WHAT THE EXERCISE ASKS
In the entries that follow, how many lines contain "theo"? Answer with the number only.

SOURCE RECORDS
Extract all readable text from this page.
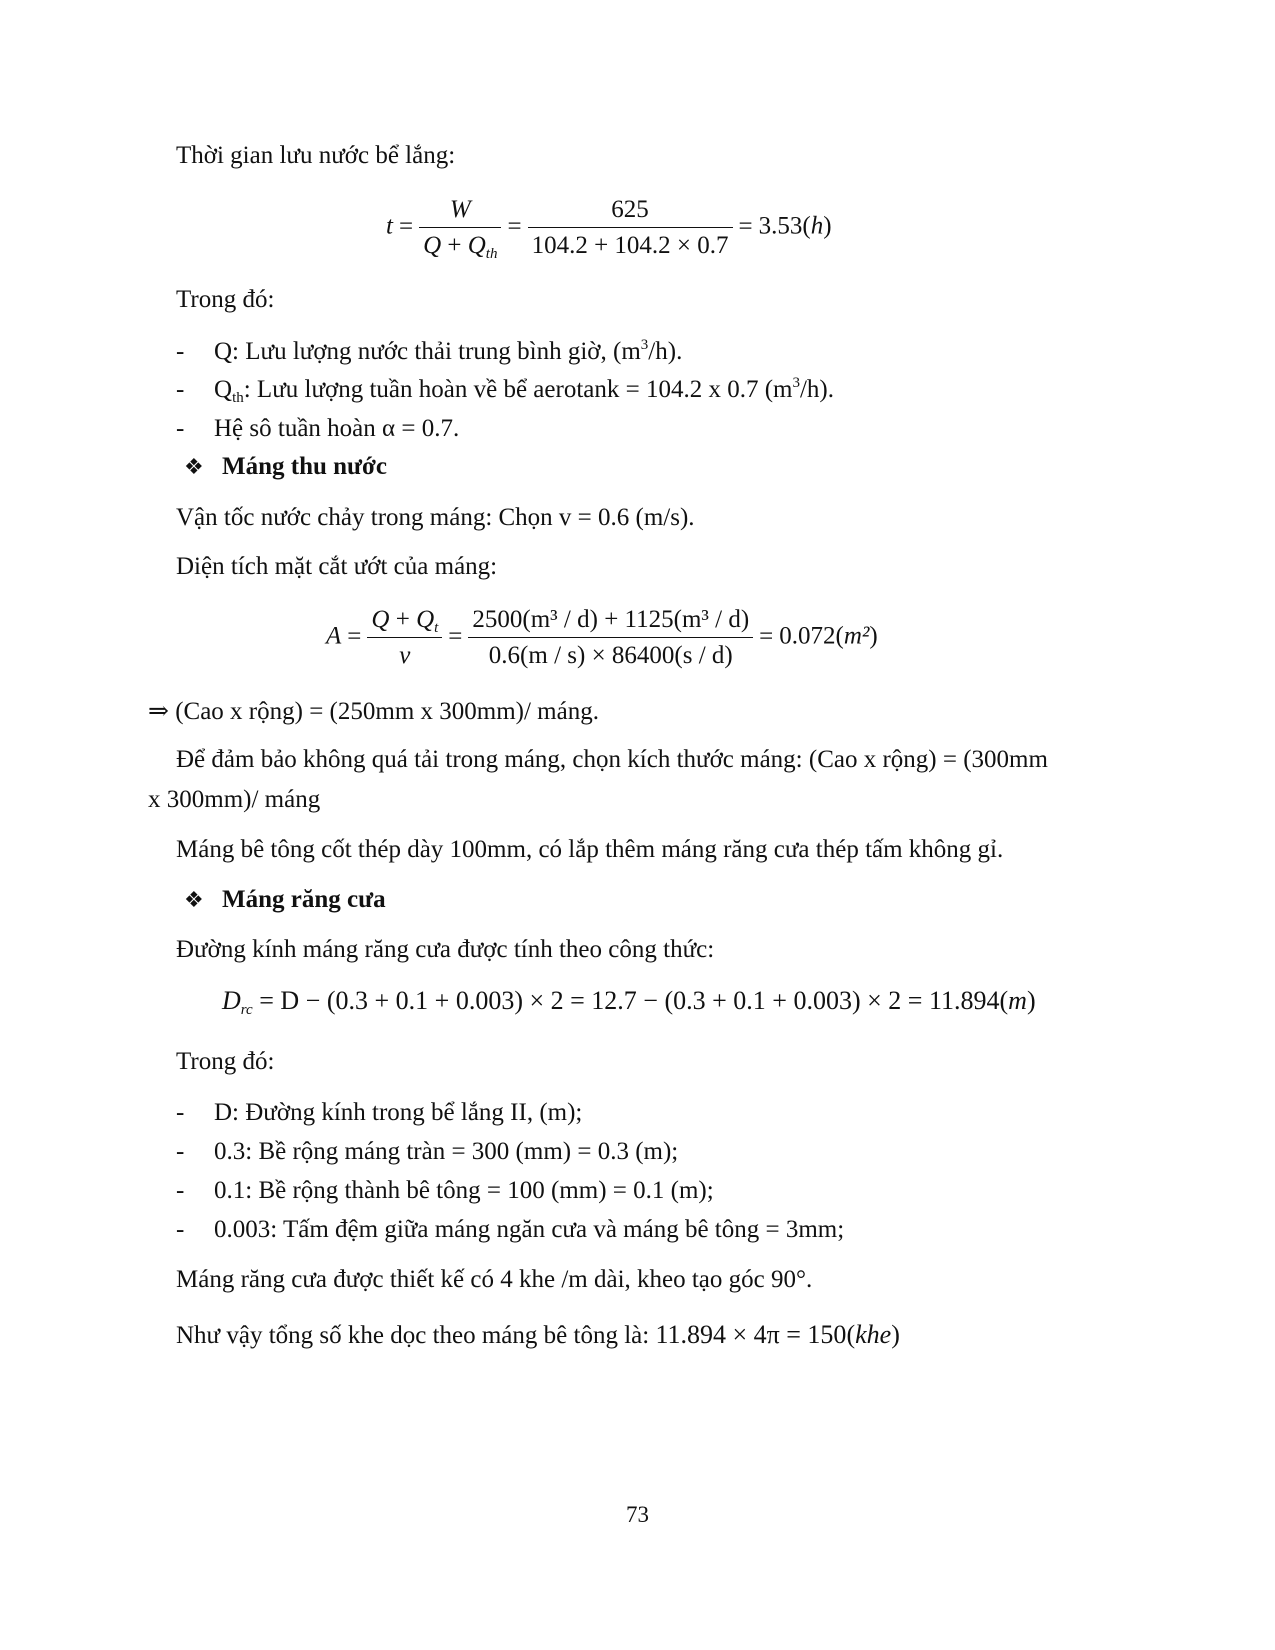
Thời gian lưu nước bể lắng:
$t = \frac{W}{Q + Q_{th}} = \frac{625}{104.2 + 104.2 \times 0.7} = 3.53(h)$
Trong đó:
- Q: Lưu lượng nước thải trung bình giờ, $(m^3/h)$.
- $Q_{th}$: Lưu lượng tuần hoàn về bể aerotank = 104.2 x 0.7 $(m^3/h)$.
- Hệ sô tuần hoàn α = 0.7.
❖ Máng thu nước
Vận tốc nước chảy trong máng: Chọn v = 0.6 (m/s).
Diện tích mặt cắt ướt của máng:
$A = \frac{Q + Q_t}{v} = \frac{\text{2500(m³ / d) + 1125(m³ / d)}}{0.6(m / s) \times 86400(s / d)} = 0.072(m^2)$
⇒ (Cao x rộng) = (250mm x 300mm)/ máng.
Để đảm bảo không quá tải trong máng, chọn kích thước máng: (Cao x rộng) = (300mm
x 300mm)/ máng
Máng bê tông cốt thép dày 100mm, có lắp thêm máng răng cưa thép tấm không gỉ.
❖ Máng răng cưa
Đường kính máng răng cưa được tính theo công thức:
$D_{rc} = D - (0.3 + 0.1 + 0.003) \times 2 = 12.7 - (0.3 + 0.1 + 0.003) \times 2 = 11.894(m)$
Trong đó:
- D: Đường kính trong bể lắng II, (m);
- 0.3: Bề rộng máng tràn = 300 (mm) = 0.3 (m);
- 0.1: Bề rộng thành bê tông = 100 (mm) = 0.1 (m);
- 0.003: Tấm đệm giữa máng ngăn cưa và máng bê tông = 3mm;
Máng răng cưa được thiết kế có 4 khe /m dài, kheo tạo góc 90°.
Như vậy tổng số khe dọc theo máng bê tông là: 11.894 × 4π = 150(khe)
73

OUTPUT OF THE EXERCISE
2